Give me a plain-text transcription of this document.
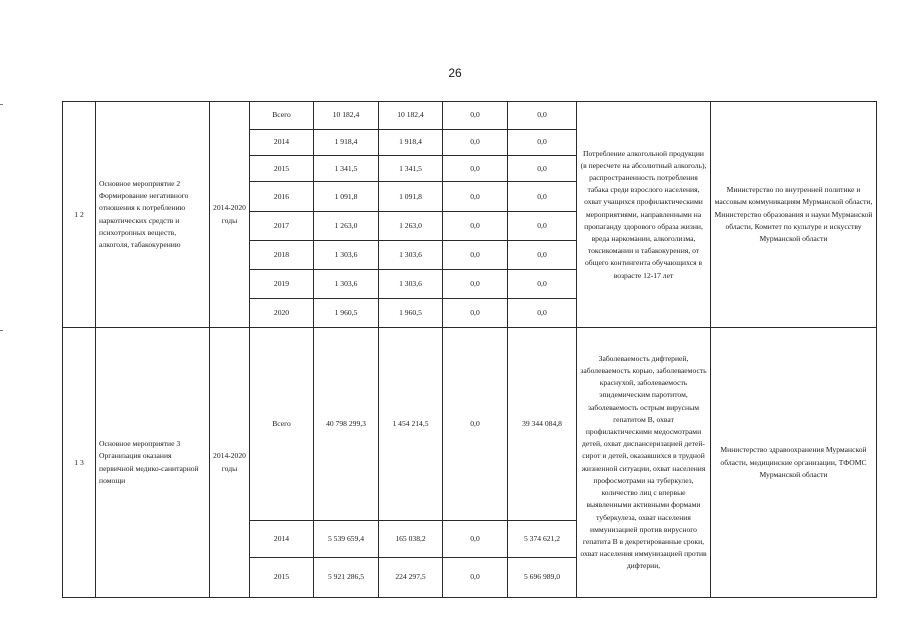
26
1 2	Основное мероприятие 2 Формирование негативного отношения к потреблению наркотических средств и психотропных веществ, алкоголя, табакокурению	2014-2020 годы	Всего	10 182,4	10 182,4	0,0	0,0	Потребление алкогольной продукции (в пересчете на абсолютный алкоголь), распространенность потребления табака среди взрослого населения, охват учащихся профилактическими мероприятиями, направленными на пропаганду здорового образа жизни, вреда наркомании, алкоголизма, токсикомании и табакокурения, от общего контингента обучающихся в возрасте 12-17 лет	Министерство по внутренней политике и массовым коммуникациям Мурманской области, Министерство образования и науки Мурманской области, Комитет по культуре и искусству Мурманской области
			2014	1 918,4	1 918,4	0,0	0,0		
			2015	1 341,5	1 341,5	0,0	0,0		
			2016	1 091,8	1 091,8	0,0	0,0		
			2017	1 263,0	1 263,0	0,0	0,0		
			2018	1 303,6	1 303,6	0,0	0,0		
			2019	1 303,6	1 303,6	0,0	0,0		
			2020	1 960,5	1 960,5	0,0	0,0		
1 3	Основное мероприятие 3 Организация оказания первичной медико-санитарной помощи	2014-2020 годы	Всего	40 798 299,3	1 454 214,5	0,0	39 344 084,8	Заболеваемость дифтерией, заболеваемость корью, заболеваемость краснухой, заболеваемость эпидемическим паротитом, заболеваемость острым вирусным гепатитом В, охват профилактическими медосмотрами детей, охват диспансеризацией детей-сирот и детей, оказавшихся в трудной жизненной ситуации, охват населения профосмотрами на туберкулез, количество лиц с впервые выявленными активными формами туберкулеза, охват населения иммунизацией против вирусного гепатита В в декретированные сроки, охват населения иммунизацией против дифтерии,	Министерство здравоохранения Мурманской области, медицинские организации, ТФОМС Мурманской области
			2014	5 539 659,4	165 038,2	0,0	5 374 621,2		
			2015	5 921 286,5	224 297,5	0,0	5 696 989,0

==*==

== Objective ==
Transcribe each entry precisely as given, leaving the pictures out.

== Exercise result ==
Give me a plain-text transcription of this document.
26
1 2	Основное мероприятие 2 Формирование негативного отношения к потреблению наркотических средств и психотропных веществ, алкоголя, табакокурению	2014-2020 годы	Всего	10 182,4	10 182,4	0,0	0,0	Потребление алкогольной продукции (в пересчете на абсолютный алкоголь), распространенность потребления табака среди взрослого населения, охват учащихся профилактическими мероприятиями, направленными на пропаганду здорового образа жизни, вреда наркомании, алкоголизма, токсикомании и табакокурения, от общего контингента обучающихся в возрасте 12-17 лет	Министерство по внутренней политике и массовым коммуникациям Мурманской области, Министерство образования и науки Мурманской области, Комитет по культуре и искусству Мурманской области
			2014	1 918,4	1 918,4	0,0	0,0		
			2015	1 341,5	1 341,5	0,0	0,0		
			2016	1 091,8	1 091,8	0,0	0,0		
			2017	1 263,0	1 263,0	0,0	0,0		
			2018	1 303,6	1 303,6	0,0	0,0		
			2019	1 303,6	1 303,6	0,0	0,0		
			2020	1 960,5	1 960,5	0,0	0,0		
1 3	Основное мероприятие 3 Организация оказания первичной медико-санитарной помощи	2014-2020 годы	Всего	40 798 299,3	1 454 214,5	0,0	39 344 084,8	Заболеваемость дифтерией, заболеваемость корью, заболеваемость краснухой, заболеваемость эпидемическим паротитом, заболеваемость острым вирусным гепатитом В, охват профилактическими медосмотрами детей, охват диспансеризацией детей-сирот и детей, оказавшихся в трудной жизненной ситуации, охват населения профосмотрами на туберкулез, количество лиц с впервые выявленными активными формами туберкулеза, охват населения иммунизацией против вирусного гепатита В в декретированные сроки, охват населения иммунизацией против дифтерии,	Министерство здравоохранения Мурманской области, медицинские организации, ТФОМС Мурманской области
			2014	5 539 659,4	165 038,2	0,0	5 374 621,2		
			2015	5 921 286,5	224 297,5	0,0	5 696 989,0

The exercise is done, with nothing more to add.